┌────────
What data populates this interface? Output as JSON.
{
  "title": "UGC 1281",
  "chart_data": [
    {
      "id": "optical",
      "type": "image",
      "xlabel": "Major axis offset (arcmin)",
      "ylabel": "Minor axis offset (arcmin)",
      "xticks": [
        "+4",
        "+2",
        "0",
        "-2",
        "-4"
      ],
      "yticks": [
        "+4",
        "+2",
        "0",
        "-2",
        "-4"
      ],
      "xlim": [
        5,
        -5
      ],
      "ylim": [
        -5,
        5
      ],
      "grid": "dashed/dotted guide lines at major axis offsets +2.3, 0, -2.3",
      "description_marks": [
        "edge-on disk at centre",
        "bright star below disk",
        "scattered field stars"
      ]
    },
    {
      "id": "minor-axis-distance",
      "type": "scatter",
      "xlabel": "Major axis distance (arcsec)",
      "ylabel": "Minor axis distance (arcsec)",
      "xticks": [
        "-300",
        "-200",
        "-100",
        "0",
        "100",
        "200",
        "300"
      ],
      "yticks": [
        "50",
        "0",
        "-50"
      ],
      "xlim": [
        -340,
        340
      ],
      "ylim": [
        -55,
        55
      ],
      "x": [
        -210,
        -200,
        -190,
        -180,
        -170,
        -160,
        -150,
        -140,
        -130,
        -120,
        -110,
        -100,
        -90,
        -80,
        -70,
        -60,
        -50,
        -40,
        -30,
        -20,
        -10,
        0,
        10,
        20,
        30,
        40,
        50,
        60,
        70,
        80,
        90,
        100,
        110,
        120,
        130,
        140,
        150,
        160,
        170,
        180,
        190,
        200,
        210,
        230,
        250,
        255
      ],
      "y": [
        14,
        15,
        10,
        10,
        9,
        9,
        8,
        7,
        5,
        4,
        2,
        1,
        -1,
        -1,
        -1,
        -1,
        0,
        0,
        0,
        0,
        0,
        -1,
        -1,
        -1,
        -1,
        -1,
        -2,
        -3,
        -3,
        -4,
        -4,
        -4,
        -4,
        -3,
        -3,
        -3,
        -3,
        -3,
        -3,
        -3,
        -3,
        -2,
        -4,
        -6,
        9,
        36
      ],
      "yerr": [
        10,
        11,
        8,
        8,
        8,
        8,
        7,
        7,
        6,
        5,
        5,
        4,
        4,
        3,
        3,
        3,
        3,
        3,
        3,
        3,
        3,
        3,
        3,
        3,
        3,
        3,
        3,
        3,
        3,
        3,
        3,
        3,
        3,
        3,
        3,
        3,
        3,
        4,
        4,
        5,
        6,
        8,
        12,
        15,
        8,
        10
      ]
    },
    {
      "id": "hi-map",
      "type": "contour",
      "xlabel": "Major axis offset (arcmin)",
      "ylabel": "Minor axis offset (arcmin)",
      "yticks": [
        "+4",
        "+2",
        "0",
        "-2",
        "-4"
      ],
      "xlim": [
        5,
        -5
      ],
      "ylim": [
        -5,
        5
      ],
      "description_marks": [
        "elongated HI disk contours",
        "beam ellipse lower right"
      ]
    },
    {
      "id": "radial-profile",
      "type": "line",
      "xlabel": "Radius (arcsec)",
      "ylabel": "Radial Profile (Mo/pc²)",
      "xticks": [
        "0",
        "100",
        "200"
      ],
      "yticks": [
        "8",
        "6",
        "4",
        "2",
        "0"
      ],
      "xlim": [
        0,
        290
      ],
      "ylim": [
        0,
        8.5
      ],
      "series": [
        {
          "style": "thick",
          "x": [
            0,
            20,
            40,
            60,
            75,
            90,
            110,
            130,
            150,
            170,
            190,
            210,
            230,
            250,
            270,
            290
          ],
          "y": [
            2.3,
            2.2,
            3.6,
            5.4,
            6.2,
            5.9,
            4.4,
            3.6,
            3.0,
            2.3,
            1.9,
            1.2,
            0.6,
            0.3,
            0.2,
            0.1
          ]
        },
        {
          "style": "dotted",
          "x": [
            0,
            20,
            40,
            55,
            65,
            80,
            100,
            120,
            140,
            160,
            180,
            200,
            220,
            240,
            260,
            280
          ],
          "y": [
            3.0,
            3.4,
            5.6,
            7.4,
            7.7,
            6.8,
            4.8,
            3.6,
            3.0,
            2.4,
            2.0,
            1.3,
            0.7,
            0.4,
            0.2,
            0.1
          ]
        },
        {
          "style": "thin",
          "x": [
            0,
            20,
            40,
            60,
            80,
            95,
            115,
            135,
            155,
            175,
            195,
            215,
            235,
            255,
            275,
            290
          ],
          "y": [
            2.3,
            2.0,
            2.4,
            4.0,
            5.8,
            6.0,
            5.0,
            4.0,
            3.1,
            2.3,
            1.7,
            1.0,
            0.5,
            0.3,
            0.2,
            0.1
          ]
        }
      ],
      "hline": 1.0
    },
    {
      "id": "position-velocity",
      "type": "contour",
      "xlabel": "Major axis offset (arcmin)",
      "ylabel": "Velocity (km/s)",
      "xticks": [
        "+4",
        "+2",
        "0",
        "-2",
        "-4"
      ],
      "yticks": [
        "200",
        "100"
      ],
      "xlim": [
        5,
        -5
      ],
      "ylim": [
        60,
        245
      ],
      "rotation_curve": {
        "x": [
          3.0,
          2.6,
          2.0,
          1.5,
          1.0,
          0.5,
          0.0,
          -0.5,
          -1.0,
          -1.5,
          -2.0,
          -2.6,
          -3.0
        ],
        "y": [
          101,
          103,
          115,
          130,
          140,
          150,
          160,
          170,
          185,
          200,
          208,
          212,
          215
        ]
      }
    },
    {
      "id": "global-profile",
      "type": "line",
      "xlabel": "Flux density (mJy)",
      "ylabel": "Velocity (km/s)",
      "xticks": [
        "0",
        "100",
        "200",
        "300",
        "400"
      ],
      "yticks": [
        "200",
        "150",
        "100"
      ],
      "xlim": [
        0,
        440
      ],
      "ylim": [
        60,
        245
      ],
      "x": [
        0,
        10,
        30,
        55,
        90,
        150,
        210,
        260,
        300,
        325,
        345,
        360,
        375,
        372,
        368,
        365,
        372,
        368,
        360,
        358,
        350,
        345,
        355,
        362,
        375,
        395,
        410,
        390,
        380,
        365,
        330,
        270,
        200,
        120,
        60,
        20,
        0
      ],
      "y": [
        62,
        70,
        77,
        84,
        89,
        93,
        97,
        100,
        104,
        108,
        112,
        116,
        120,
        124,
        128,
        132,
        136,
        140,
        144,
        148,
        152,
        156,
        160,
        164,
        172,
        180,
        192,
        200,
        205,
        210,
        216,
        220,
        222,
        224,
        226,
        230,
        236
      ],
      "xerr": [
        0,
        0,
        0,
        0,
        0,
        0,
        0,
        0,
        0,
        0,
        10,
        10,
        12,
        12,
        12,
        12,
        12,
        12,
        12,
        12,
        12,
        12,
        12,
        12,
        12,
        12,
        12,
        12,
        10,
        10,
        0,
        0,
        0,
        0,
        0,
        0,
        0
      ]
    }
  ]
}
└────────
▶ [Given exercise]: Output the full listing without altering anything.

▶ [Answer to the exercise]:
What data populates this interface? Output as JSON.
{
  "title": "UGC 1281",
  "chart_data": [
    {
      "id": "optical",
      "type": "image",
      "xlabel": "Major axis offset (arcmin)",
      "ylabel": "Minor axis offset (arcmin)",
      "xticks": [
        "+4",
        "+2",
        "0",
        "-2",
        "-4"
      ],
      "yticks": [
        "+4",
        "+2",
        "0",
        "-2",
        "-4"
      ],
      "xlim": [
        5,
        -5
      ],
      "ylim": [
        -5,
        5
      ],
      "grid": "dashed/dotted guide lines at major axis offsets +2.3, 0, -2.3",
      "description_marks": [
        "edge-on disk at centre",
        "bright star below disk",
        "scattered field stars"
      ]
    },
    {
      "id": "minor-axis-distance",
      "type": "scatter",
      "xlabel": "Major axis distance (arcsec)",
      "ylabel": "Minor axis distance (arcsec)",
      "xticks": [
        "-300",
        "-200",
        "-100",
        "0",
        "100",
        "200",
        "300"
      ],
      "yticks": [
        "50",
        "0",
        "-50"
      ],
      "xlim": [
        -340,
        340
      ],
      "ylim": [
        -55,
        55
      ],
      "x": [
        -210,
        -200,
        -190,
        -180,
        -170,
        -160,
        -150,
        -140,
        -130,
        -120,
        -110,
        -100,
        -90,
        -80,
        -70,
        -60,
        -50,
        -40,
        -30,
        -20,
        -10,
        0,
        10,
        20,
        30,
        40,
        50,
        60,
        70,
        80,
        90,
        100,
        110,
        120,
        130,
        140,
        150,
        160,
        170,
        180,
        190,
        200,
        210,
        230,
        250,
        255
      ],
      "y": [
        14,
        15,
        10,
        10,
        9,
        9,
        8,
        7,
        5,
        4,
        2,
        1,
        -1,
        -1,
        -1,
        -1,
        0,
        0,
        0,
        0,
        0,
        -1,
        -1,
        -1,
        -1,
        -1,
        -2,
        -3,
        -3,
        -4,
        -4,
        -4,
        -4,
        -3,
        -3,
        -3,
        -3,
        -3,
        -3,
        -3,
        -3,
        -2,
        -4,
        -6,
        9,
        36
      ],
      "yerr": [
        10,
        11,
        8,
        8,
        8,
        8,
        7,
        7,
        6,
        5,
        5,
        4,
        4,
        3,
        3,
        3,
        3,
        3,
        3,
        3,
        3,
        3,
        3,
        3,
        3,
        3,
        3,
        3,
        3,
        3,
        3,
        3,
        3,
        3,
        3,
        3,
        3,
        4,
        4,
        5,
        6,
        8,
        12,
        15,
        8,
        10
      ]
    },
    {
      "id": "hi-map",
      "type": "contour",
      "xlabel": "Major axis offset (arcmin)",
      "ylabel": "Minor axis offset (arcmin)",
      "yticks": [
        "+4",
        "+2",
        "0",
        "-2",
        "-4"
      ],
      "xlim": [
        5,
        -5
      ],
      "ylim": [
        -5,
        5
      ],
      "description_marks": [
        "elongated HI disk contours",
        "beam ellipse lower right"
      ]
    },
    {
      "id": "radial-profile",
      "type": "line",
      "xlabel": "Radius (arcsec)",
      "ylabel": "Radial Profile (Mo/pc²)",
      "xticks": [
        "0",
        "100",
        "200"
      ],
      "yticks": [
        "8",
        "6",
        "4",
        "2",
        "0"
      ],
      "xlim": [
        0,
        290
      ],
      "ylim": [
        0,
        8.5
      ],
      "series": [
        {
          "style": "thick",
          "x": [
            0,
            20,
            40,
            60,
            75,
            90,
            110,
            130,
            150,
            170,
            190,
            210,
            230,
            250,
            270,
            290
          ],
          "y": [
            2.3,
            2.2,
            3.6,
            5.4,
            6.2,
            5.9,
            4.4,
            3.6,
            3.0,
            2.3,
            1.9,
            1.2,
            0.6,
            0.3,
            0.2,
            0.1
          ]
        },
        {
          "style": "dotted",
          "x": [
            0,
            20,
            40,
            55,
            65,
            80,
            100,
            120,
            140,
            160,
            180,
            200,
            220,
            240,
            260,
            280
          ],
          "y": [
            3.0,
            3.4,
            5.6,
            7.4,
            7.7,
            6.8,
            4.8,
            3.6,
            3.0,
            2.4,
            2.0,
            1.3,
            0.7,
            0.4,
            0.2,
            0.1
          ]
        },
        {
          "style": "thin",
          "x": [
            0,
            20,
            40,
            60,
            80,
            95,
            115,
            135,
            155,
            175,
            195,
            215,
            235,
            255,
            275,
            290
          ],
          "y": [
            2.3,
            2.0,
            2.4,
            4.0,
            5.8,
            6.0,
            5.0,
            4.0,
            3.1,
            2.3,
            1.7,
            1.0,
            0.5,
            0.3,
            0.2,
            0.1
          ]
        }
      ],
      "hline": 1.0
    },
    {
      "id": "position-velocity",
      "type": "contour",
      "xlabel": "Major axis offset (arcmin)",
      "ylabel": "Velocity (km/s)",
      "xticks": [
        "+4",
        "+2",
        "0",
        "-2",
        "-4"
      ],
      "yticks": [
        "200",
        "100"
      ],
      "xlim": [
        5,
        -5
      ],
      "ylim": [
        60,
        245
      ],
      "rotation_curve": {
        "x": [
          3.0,
          2.6,
          2.0,
          1.5,
          1.0,
          0.5,
          0.0,
          -0.5,
          -1.0,
          -1.5,
          -2.0,
          -2.6,
          -3.0
        ],
        "y": [
          101,
          103,
          115,
          130,
          140,
          150,
          160,
          170,
          185,
          200,
          208,
          212,
          215
        ]
      }
    },
    {
      "id": "global-profile",
      "type": "line",
      "xlabel": "Flux density (mJy)",
      "ylabel": "Velocity (km/s)",
      "xticks": [
        "0",
        "100",
        "200",
        "300",
        "400"
      ],
      "yticks": [
        "200",
        "150",
        "100"
      ],
      "xlim": [
        0,
        440
      ],
      "ylim": [
        60,
        245
      ],
      "x": [
        0,
        10,
        30,
        55,
        90,
        150,
        210,
        260,
        300,
        325,
        345,
        360,
        375,
        372,
        368,
        365,
        372,
        368,
        360,
        358,
        350,
        345,
        355,
        362,
        375,
        395,
        410,
        390,
        380,
        365,
        330,
        270,
        200,
        120,
        60,
        20,
        0
      ],
      "y": [
        62,
        70,
        77,
        84,
        89,
        93,
        97,
        100,
        104,
        108,
        112,
        116,
        120,
        124,
        128,
        132,
        136,
        140,
        144,
        148,
        152,
        156,
        160,
        164,
        172,
        180,
        192,
        200,
        205,
        210,
        216,
        220,
        222,
        224,
        226,
        230,
        236
      ],
      "xerr": [
        0,
        0,
        0,
        0,
        0,
        0,
        0,
        0,
        0,
        0,
        10,
        10,
        12,
        12,
        12,
        12,
        12,
        12,
        12,
        12,
        12,
        12,
        12,
        12,
        12,
        12,
        12,
        12,
        10,
        10,
        0,
        0,
        0,
        0,
        0,
        0,
        0
      ]
    }
  ]
}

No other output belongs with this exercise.